**Task:**
Without omitting anything, return the records precisely as given.

**Stored items from a collection:**
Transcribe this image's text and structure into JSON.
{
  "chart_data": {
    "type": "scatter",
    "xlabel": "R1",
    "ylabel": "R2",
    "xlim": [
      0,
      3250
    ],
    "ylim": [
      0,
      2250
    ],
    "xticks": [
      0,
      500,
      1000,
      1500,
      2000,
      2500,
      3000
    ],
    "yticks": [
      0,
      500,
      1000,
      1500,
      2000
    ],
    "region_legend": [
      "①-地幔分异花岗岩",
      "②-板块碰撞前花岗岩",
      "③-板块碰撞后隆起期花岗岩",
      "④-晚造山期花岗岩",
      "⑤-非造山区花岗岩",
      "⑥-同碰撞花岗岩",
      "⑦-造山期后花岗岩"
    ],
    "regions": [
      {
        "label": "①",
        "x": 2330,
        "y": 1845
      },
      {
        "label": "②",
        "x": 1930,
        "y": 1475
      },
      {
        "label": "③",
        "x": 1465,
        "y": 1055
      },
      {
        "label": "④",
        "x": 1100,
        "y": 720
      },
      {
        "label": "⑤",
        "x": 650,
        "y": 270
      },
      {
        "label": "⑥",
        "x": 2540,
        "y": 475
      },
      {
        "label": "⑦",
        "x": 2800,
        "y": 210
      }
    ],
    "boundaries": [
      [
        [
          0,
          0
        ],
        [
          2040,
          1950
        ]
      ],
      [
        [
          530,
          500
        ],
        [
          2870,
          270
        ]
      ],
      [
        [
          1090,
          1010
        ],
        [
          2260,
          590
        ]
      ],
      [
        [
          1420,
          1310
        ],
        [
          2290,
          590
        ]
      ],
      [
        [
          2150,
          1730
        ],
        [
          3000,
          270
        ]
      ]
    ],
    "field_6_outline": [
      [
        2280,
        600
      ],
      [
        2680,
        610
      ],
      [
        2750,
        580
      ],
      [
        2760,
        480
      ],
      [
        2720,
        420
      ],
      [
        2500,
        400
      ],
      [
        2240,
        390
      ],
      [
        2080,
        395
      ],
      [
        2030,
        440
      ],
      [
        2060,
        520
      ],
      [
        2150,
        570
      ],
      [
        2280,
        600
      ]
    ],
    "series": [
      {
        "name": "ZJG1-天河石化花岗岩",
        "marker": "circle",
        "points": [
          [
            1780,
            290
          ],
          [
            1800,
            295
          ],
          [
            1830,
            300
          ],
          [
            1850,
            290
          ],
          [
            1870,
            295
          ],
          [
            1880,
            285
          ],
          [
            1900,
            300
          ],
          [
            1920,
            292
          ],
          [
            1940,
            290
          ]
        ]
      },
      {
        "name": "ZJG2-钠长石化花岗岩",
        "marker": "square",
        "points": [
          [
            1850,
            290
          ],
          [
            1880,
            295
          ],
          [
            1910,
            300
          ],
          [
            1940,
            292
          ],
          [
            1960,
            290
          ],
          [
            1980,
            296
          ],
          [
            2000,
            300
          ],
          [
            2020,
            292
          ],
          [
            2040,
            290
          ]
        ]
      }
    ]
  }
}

**Full output:**
Transcribe this image's text and structure into JSON.
{
  "chart_data": {
    "type": "scatter",
    "xlabel": "R1",
    "ylabel": "R2",
    "xlim": [
      0,
      3250
    ],
    "ylim": [
      0,
      2250
    ],
    "xticks": [
      0,
      500,
      1000,
      1500,
      2000,
      2500,
      3000
    ],
    "yticks": [
      0,
      500,
      1000,
      1500,
      2000
    ],
    "region_legend": [
      "①-地幔分异花岗岩",
      "②-板块碰撞前花岗岩",
      "③-板块碰撞后隆起期花岗岩",
      "④-晚造山期花岗岩",
      "⑤-非造山区花岗岩",
      "⑥-同碰撞花岗岩",
      "⑦-造山期后花岗岩"
    ],
    "regions": [
      {
        "label": "①",
        "x": 2330,
        "y": 1845
      },
      {
        "label": "②",
        "x": 1930,
        "y": 1475
      },
      {
        "label": "③",
        "x": 1465,
        "y": 1055
      },
      {
        "label": "④",
        "x": 1100,
        "y": 720
      },
      {
        "label": "⑤",
        "x": 650,
        "y": 270
      },
      {
        "label": "⑥",
        "x": 2540,
        "y": 475
      },
      {
        "label": "⑦",
        "x": 2800,
        "y": 210
      }
    ],
    "boundaries": [
      [
        [
          0,
          0
        ],
        [
          2040,
          1950
        ]
      ],
      [
        [
          530,
          500
        ],
        [
          2870,
          270
        ]
      ],
      [
        [
          1090,
          1010
        ],
        [
          2260,
          590
        ]
      ],
      [
        [
          1420,
          1310
        ],
        [
          2290,
          590
        ]
      ],
      [
        [
          2150,
          1730
        ],
        [
          3000,
          270
        ]
      ]
    ],
    "field_6_outline": [
      [
        2280,
        600
      ],
      [
        2680,
        610
      ],
      [
        2750,
        580
      ],
      [
        2760,
        480
      ],
      [
        2720,
        420
      ],
      [
        2500,
        400
      ],
      [
        2240,
        390
      ],
      [
        2080,
        395
      ],
      [
        2030,
        440
      ],
      [
        2060,
        520
      ],
      [
        2150,
        570
      ],
      [
        2280,
        600
      ]
    ],
    "series": [
      {
        "name": "ZJG1-天河石化花岗岩",
        "marker": "circle",
        "points": [
          [
            1780,
            290
          ],
          [
            1800,
            295
          ],
          [
            1830,
            300
          ],
          [
            1850,
            290
          ],
          [
            1870,
            295
          ],
          [
            1880,
            285
          ],
          [
            1900,
            300
          ],
          [
            1920,
            292
          ],
          [
            1940,
            290
          ]
        ]
      },
      {
        "name": "ZJG2-钠长石化花岗岩",
        "marker": "square",
        "points": [
          [
            1850,
            290
          ],
          [
            1880,
            295
          ],
          [
            1910,
            300
          ],
          [
            1940,
            292
          ],
          [
            1960,
            290
          ],
          [
            1980,
            296
          ],
          [
            2000,
            300
          ],
          [
            2020,
            292
          ],
          [
            2040,
            290
          ]
        ]
      }
    ]
  }
}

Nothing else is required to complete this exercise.